Exercise -
Pictures stay out of your copy, but everything else in the records below must be repeated exactly.

Data to use -
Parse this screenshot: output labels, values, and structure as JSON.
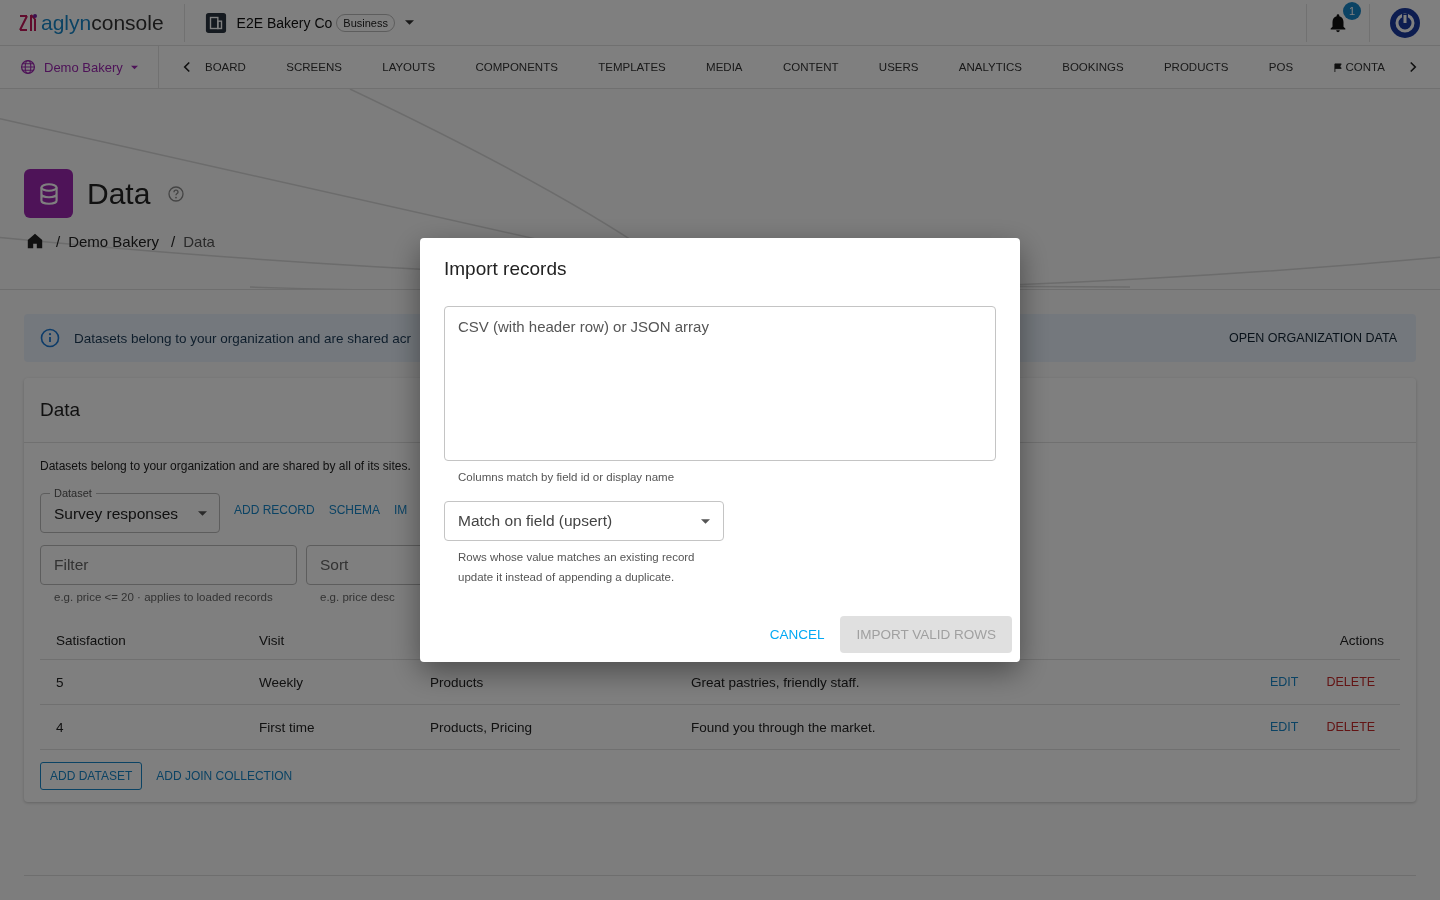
{
  "topbar": {
    "brand": "aglyn",
    "product": "console",
    "organization": "E2E Bakery Co",
    "plan_badge": "Business",
    "notification_count": "1"
  },
  "nav": {
    "site": "Demo Bakery",
    "tabs": [
      {
        "label": "BOARD",
        "kind": "plain"
      },
      {
        "label": "SCREENS",
        "kind": "plain"
      },
      {
        "label": "LAYOUTS",
        "kind": "plain"
      },
      {
        "label": "COMPONENTS",
        "kind": "plain"
      },
      {
        "label": "TEMPLATES",
        "kind": "plain"
      },
      {
        "label": "MEDIA",
        "kind": "plain"
      },
      {
        "label": "CONTENT",
        "kind": "plain"
      },
      {
        "label": "USERS",
        "kind": "plain"
      },
      {
        "label": "ANALYTICS",
        "kind": "plain"
      },
      {
        "label": "BOOKINGS",
        "kind": "plain"
      },
      {
        "label": "PRODUCTS",
        "kind": "plain"
      },
      {
        "label": "POS",
        "kind": "plain"
      },
      {
        "label": "CONTA",
        "kind": "flag"
      }
    ]
  },
  "header": {
    "title": "Data",
    "separator": "/",
    "breadcrumb": [
      "Demo Bakery",
      "Data"
    ]
  },
  "alert": {
    "text": "Datasets belong to your organization and are shared acr",
    "action": "OPEN ORGANIZATION DATA"
  },
  "card": {
    "title": "Data",
    "description": "Datasets belong to your organization and are shared by all of its sites.",
    "dataset": {
      "label": "Dataset",
      "value": "Survey responses"
    },
    "actions": [
      "ADD RECORD",
      "SCHEMA",
      "IM"
    ],
    "filter": {
      "placeholder": "Filter",
      "helper": "e.g. price <= 20 · applies to loaded records"
    },
    "sort": {
      "placeholder": "Sort",
      "helper": "e.g. price desc"
    },
    "table": {
      "columns": [
        "Satisfaction",
        "Visit",
        "Actions"
      ],
      "rows": [
        {
          "cells": [
            "5",
            "Weekly",
            "Products",
            "Great pastries, friendly staff."
          ],
          "actions": [
            "EDIT",
            "DELETE"
          ]
        },
        {
          "cells": [
            "4",
            "First time",
            "Products, Pricing",
            "Found you through the market."
          ],
          "actions": [
            "EDIT",
            "DELETE"
          ]
        }
      ]
    },
    "footer_buttons": [
      {
        "label": "ADD DATASET",
        "kind": "outlined"
      },
      {
        "label": "ADD JOIN COLLECTION",
        "kind": "text"
      }
    ]
  },
  "dialog": {
    "title": "Import records",
    "input": {
      "placeholder": "CSV (with header row) or JSON array",
      "helper": "Columns match by field id or display name"
    },
    "mode": {
      "value": "Match on field (upsert)",
      "helper": "Rows whose value matches an existing record update it instead of appending a duplicate."
    },
    "buttons": [
      {
        "label": "CANCEL",
        "disabled": false
      },
      {
        "label": "IMPORT VALID ROWS",
        "disabled": true
      }
    ]
  }
}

Task output -
Parse this screenshot: output labels, values, and structure as JSON.
{
  "topbar": {
    "brand": "aglyn",
    "product": "console",
    "organization": "E2E Bakery Co",
    "plan_badge": "Business",
    "notification_count": "1"
  },
  "nav": {
    "site": "Demo Bakery",
    "tabs": [
      {
        "label": "BOARD",
        "kind": "plain"
      },
      {
        "label": "SCREENS",
        "kind": "plain"
      },
      {
        "label": "LAYOUTS",
        "kind": "plain"
      },
      {
        "label": "COMPONENTS",
        "kind": "plain"
      },
      {
        "label": "TEMPLATES",
        "kind": "plain"
      },
      {
        "label": "MEDIA",
        "kind": "plain"
      },
      {
        "label": "CONTENT",
        "kind": "plain"
      },
      {
        "label": "USERS",
        "kind": "plain"
      },
      {
        "label": "ANALYTICS",
        "kind": "plain"
      },
      {
        "label": "BOOKINGS",
        "kind": "plain"
      },
      {
        "label": "PRODUCTS",
        "kind": "plain"
      },
      {
        "label": "POS",
        "kind": "plain"
      },
      {
        "label": "CONTA",
        "kind": "flag"
      }
    ]
  },
  "header": {
    "title": "Data",
    "separator": "/",
    "breadcrumb": [
      "Demo Bakery",
      "Data"
    ]
  },
  "alert": {
    "text": "Datasets belong to your organization and are shared acr",
    "action": "OPEN ORGANIZATION DATA"
  },
  "card": {
    "title": "Data",
    "description": "Datasets belong to your organization and are shared by all of its sites.",
    "dataset": {
      "label": "Dataset",
      "value": "Survey responses"
    },
    "actions": [
      "ADD RECORD",
      "SCHEMA",
      "IM"
    ],
    "filter": {
      "placeholder": "Filter",
      "helper": "e.g. price <= 20 · applies to loaded records"
    },
    "sort": {
      "placeholder": "Sort",
      "helper": "e.g. price desc"
    },
    "table": {
      "columns": [
        "Satisfaction",
        "Visit",
        "Actions"
      ],
      "rows": [
        {
          "cells": [
            "5",
            "Weekly",
            "Products",
            "Great pastries, friendly staff."
          ],
          "actions": [
            "EDIT",
            "DELETE"
          ]
        },
        {
          "cells": [
            "4",
            "First time",
            "Products, Pricing",
            "Found you through the market."
          ],
          "actions": [
            "EDIT",
            "DELETE"
          ]
        }
      ]
    },
    "footer_buttons": [
      {
        "label": "ADD DATASET",
        "kind": "outlined"
      },
      {
        "label": "ADD JOIN COLLECTION",
        "kind": "text"
      }
    ]
  },
  "dialog": {
    "title": "Import records",
    "input": {
      "placeholder": "CSV (with header row) or JSON array",
      "helper": "Columns match by field id or display name"
    },
    "mode": {
      "value": "Match on field (upsert)",
      "helper": "Rows whose value matches an existing record update it instead of appending a duplicate."
    },
    "buttons": [
      {
        "label": "CANCEL",
        "disabled": false
      },
      {
        "label": "IMPORT VALID ROWS",
        "disabled": true
      }
    ]
  }
}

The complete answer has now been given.